--- start Dataset entries ---

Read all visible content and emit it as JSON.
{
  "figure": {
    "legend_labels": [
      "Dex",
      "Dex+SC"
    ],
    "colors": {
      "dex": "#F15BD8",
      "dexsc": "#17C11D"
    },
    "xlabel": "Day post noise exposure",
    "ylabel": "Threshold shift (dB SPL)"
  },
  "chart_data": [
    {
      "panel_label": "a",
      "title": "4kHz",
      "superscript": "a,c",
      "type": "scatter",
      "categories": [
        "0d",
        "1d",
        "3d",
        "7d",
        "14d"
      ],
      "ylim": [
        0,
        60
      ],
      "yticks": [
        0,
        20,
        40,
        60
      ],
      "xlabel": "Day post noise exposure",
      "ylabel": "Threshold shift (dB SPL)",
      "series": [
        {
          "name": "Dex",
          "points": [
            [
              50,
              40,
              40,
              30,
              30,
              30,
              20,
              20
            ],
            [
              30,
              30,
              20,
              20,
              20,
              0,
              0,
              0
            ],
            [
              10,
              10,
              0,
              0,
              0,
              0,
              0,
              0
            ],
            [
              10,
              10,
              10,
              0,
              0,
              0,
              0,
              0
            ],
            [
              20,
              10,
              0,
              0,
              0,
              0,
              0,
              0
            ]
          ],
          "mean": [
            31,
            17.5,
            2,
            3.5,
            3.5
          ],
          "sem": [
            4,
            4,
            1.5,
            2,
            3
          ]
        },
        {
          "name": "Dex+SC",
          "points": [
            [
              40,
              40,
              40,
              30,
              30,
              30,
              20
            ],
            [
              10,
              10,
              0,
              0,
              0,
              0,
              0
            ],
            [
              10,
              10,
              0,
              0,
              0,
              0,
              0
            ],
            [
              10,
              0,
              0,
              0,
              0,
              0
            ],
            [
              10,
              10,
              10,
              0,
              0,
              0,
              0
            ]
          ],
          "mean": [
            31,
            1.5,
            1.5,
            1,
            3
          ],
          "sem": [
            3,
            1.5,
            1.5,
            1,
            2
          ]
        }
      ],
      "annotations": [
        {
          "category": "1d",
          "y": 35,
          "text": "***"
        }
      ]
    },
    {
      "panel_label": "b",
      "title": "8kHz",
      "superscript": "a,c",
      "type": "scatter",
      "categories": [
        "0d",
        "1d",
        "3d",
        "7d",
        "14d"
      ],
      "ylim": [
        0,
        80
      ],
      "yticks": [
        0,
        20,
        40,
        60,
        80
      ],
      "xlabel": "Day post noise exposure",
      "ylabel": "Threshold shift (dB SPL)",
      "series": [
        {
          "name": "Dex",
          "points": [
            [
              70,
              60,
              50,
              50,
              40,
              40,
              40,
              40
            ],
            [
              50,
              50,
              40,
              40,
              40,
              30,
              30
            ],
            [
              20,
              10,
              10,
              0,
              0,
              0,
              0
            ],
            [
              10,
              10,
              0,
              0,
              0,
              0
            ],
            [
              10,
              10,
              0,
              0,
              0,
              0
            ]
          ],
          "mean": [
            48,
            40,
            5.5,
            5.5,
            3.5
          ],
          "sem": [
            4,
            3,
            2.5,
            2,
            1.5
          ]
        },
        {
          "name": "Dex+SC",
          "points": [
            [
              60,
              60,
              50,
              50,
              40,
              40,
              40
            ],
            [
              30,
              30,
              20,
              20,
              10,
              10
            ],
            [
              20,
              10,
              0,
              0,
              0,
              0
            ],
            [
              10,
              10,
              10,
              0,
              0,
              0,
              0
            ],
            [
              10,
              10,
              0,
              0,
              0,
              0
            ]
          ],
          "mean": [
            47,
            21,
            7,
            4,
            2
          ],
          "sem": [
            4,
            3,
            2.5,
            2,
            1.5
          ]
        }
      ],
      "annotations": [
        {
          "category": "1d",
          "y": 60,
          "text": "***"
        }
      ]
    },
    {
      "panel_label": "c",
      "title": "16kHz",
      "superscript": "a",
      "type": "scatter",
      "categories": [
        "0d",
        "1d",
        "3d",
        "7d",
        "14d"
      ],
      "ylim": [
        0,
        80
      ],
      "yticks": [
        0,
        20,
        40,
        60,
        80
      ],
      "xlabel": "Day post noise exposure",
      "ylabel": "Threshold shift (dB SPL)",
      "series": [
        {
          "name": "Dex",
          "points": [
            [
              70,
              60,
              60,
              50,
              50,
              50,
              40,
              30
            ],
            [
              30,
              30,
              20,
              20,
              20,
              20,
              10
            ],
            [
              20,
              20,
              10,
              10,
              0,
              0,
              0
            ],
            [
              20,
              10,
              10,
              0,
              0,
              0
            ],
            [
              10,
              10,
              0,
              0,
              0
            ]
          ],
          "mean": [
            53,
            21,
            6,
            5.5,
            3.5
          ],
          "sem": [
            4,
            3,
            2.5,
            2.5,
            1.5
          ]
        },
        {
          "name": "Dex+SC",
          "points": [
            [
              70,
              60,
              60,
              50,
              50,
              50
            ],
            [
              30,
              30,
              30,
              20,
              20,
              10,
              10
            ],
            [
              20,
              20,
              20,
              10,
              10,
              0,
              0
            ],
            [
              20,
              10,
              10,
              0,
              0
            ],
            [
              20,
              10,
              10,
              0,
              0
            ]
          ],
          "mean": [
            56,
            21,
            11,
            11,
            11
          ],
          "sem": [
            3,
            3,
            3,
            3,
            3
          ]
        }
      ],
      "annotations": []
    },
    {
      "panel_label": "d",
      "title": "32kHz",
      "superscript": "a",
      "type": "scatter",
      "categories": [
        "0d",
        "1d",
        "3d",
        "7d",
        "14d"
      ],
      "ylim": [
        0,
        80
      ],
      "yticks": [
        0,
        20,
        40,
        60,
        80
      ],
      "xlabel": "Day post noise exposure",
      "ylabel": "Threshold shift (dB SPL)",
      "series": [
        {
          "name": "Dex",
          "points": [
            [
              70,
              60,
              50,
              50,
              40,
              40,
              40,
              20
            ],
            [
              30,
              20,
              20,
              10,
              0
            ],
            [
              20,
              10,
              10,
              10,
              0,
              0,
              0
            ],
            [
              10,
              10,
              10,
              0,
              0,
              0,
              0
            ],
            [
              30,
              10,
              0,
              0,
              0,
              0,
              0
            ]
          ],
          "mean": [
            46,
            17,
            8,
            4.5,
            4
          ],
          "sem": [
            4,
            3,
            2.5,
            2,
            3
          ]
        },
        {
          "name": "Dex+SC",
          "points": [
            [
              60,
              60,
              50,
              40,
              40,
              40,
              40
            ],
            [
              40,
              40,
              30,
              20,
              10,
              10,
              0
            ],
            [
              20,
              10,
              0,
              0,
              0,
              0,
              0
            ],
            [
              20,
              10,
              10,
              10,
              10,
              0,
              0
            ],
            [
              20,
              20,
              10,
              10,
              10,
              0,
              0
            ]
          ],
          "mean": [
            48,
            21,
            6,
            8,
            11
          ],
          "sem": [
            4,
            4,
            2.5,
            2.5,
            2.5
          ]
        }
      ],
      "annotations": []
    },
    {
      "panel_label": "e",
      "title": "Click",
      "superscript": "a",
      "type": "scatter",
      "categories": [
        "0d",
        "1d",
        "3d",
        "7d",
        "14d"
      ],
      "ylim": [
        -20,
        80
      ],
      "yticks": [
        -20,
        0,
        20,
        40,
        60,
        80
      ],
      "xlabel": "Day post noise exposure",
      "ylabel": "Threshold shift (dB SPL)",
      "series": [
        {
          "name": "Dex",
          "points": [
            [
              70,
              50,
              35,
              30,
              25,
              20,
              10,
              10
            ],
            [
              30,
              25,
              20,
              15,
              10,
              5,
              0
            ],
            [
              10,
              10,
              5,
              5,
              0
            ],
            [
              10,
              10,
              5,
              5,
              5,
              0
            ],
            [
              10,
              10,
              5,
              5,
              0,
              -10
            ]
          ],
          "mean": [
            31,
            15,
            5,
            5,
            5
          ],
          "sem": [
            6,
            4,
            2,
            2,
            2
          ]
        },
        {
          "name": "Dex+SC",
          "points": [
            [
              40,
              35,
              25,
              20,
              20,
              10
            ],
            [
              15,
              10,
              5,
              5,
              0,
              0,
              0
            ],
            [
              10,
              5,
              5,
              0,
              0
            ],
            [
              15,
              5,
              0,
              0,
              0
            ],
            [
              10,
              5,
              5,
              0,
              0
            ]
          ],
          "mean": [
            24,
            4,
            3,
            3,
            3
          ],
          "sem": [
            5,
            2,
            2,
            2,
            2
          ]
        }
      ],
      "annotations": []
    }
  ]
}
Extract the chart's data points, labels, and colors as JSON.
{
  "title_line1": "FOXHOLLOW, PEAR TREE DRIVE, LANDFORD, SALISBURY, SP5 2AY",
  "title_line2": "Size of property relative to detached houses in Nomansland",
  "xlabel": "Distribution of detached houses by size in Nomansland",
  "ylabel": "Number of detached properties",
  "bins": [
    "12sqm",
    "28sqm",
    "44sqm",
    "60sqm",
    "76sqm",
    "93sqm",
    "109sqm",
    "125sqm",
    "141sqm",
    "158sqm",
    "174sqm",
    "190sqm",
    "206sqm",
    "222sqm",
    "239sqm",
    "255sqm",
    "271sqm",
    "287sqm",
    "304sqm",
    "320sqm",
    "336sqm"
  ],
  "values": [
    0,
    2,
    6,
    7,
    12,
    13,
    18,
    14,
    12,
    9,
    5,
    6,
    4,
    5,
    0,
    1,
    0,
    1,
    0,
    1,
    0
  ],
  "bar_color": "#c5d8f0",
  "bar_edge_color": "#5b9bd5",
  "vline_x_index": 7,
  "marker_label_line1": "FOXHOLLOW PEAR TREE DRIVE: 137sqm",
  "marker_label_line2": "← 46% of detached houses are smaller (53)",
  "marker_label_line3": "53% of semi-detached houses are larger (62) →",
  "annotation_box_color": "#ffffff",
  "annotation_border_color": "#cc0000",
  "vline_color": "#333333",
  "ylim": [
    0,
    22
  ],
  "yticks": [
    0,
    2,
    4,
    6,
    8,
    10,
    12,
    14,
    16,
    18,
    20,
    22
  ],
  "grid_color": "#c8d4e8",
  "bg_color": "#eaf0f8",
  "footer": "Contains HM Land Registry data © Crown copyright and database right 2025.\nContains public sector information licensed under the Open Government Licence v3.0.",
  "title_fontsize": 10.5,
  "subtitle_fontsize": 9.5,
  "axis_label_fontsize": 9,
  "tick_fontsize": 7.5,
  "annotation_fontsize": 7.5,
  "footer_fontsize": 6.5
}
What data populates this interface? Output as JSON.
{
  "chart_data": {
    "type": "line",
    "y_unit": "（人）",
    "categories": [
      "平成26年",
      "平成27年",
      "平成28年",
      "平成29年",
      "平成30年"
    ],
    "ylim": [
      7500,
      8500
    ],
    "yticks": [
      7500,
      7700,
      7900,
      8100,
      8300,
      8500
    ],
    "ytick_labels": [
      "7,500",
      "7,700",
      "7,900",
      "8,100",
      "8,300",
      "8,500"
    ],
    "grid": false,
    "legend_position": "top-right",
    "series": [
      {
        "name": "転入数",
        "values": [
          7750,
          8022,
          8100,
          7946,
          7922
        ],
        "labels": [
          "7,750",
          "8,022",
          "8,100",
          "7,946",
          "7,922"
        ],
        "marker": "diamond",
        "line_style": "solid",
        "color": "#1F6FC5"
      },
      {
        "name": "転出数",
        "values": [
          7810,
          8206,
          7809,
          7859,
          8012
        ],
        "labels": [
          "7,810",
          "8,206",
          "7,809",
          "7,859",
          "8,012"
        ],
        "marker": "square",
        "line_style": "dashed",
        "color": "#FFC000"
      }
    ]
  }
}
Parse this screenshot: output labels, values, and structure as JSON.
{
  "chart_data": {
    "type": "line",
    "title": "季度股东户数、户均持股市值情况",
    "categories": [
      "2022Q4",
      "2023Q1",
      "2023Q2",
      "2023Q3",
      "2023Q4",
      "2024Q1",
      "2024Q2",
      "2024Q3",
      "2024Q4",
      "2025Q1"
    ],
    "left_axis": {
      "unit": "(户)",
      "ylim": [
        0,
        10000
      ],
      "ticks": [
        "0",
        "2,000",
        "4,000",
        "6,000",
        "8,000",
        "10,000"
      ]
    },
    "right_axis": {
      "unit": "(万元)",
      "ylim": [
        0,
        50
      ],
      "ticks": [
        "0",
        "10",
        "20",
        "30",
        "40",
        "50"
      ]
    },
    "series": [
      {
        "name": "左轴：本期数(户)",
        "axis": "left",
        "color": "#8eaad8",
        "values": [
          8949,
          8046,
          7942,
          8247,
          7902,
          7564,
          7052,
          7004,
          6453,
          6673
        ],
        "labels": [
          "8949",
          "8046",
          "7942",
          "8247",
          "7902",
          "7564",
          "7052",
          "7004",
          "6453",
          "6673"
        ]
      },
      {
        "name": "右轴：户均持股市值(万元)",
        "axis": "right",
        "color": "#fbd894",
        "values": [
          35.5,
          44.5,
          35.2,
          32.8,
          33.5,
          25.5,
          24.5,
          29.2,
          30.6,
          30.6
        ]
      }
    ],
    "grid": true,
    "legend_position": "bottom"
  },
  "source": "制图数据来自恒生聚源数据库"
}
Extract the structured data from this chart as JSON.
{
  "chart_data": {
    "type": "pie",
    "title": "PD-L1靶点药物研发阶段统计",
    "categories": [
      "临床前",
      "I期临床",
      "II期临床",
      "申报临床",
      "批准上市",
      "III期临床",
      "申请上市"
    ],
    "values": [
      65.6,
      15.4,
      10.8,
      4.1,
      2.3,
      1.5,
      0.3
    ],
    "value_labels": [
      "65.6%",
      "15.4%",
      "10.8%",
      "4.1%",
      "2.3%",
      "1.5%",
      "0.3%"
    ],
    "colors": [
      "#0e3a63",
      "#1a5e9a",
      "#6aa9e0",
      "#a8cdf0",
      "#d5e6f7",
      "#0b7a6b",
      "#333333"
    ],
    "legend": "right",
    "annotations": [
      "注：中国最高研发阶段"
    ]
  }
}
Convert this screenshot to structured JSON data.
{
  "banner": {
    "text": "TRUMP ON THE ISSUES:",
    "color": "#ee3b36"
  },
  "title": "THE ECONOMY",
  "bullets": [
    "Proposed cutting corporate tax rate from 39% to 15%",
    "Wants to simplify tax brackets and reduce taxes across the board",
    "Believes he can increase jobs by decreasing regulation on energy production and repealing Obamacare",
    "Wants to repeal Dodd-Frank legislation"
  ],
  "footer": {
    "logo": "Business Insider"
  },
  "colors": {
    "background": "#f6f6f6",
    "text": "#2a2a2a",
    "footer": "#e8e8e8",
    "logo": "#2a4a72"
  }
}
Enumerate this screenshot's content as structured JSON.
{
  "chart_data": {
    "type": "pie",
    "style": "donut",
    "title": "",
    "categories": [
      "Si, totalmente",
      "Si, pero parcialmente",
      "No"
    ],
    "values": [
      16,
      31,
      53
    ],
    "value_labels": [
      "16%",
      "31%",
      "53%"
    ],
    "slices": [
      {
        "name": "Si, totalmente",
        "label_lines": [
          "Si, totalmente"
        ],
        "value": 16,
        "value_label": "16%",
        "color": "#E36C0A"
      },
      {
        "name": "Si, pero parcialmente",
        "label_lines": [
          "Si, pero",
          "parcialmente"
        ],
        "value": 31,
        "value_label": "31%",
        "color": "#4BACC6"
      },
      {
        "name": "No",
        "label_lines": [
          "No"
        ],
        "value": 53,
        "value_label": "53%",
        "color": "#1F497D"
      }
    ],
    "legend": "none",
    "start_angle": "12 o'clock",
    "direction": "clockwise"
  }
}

--- end Dataset entries ---

[Set task] Look over the records above and copy each line that includes the string "from".

[Full solution]
Extract the structured data from this chart as JSON.
    "Proposed cutting corporate tax rate from 39% to 15%",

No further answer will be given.